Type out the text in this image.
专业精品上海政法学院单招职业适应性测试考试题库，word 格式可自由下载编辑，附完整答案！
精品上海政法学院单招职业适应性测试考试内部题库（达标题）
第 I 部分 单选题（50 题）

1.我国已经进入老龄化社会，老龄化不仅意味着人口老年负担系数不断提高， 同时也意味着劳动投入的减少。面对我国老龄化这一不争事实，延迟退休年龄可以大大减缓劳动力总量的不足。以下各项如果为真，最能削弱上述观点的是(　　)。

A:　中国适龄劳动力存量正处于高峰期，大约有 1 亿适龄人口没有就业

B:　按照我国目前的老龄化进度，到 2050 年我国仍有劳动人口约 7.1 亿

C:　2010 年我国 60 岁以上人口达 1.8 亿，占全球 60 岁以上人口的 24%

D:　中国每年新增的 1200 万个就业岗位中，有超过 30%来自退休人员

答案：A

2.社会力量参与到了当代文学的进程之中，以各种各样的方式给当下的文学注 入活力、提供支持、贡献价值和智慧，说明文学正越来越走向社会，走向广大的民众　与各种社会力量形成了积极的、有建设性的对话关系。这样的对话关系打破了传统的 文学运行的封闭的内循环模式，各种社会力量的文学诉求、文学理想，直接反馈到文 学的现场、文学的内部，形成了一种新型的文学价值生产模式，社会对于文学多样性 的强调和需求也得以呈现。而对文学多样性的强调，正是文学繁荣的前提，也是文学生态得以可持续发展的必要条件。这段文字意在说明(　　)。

-.-.-

Your task is to output the full set of records exactly as presented.

Type out the text in this image.
专业精品上海政法学院单招职业适应性测试考试题库，word 格式可自由下载编辑，附完整答案！
精品上海政法学院单招职业适应性测试考试内部题库（达标题）
第 I 部分 单选题（50 题）

1.我国已经进入老龄化社会，老龄化不仅意味着人口老年负担系数不断提高， 同时也意味着劳动投入的减少。面对我国老龄化这一不争事实，延迟退休年龄可以大大减缓劳动力总量的不足。以下各项如果为真，最能削弱上述观点的是(　　)。

A:　中国适龄劳动力存量正处于高峰期，大约有 1 亿适龄人口没有就业

B:　按照我国目前的老龄化进度，到 2050 年我国仍有劳动人口约 7.1 亿

C:　2010 年我国 60 岁以上人口达 1.8 亿，占全球 60 岁以上人口的 24%

D:　中国每年新增的 1200 万个就业岗位中，有超过 30%来自退休人员

答案：A

2.社会力量参与到了当代文学的进程之中，以各种各样的方式给当下的文学注 入活力、提供支持、贡献价值和智慧，说明文学正越来越走向社会，走向广大的民众　与各种社会力量形成了积极的、有建设性的对话关系。这样的对话关系打破了传统的 文学运行的封闭的内循环模式，各种社会力量的文学诉求、文学理想，直接反馈到文 学的现场、文学的内部，形成了一种新型的文学价值生产模式，社会对于文学多样性 的强调和需求也得以呈现。而对文学多样性的强调，正是文学繁荣的前提，也是文学生态得以可持续发展的必要条件。这段文字意在说明(　　)。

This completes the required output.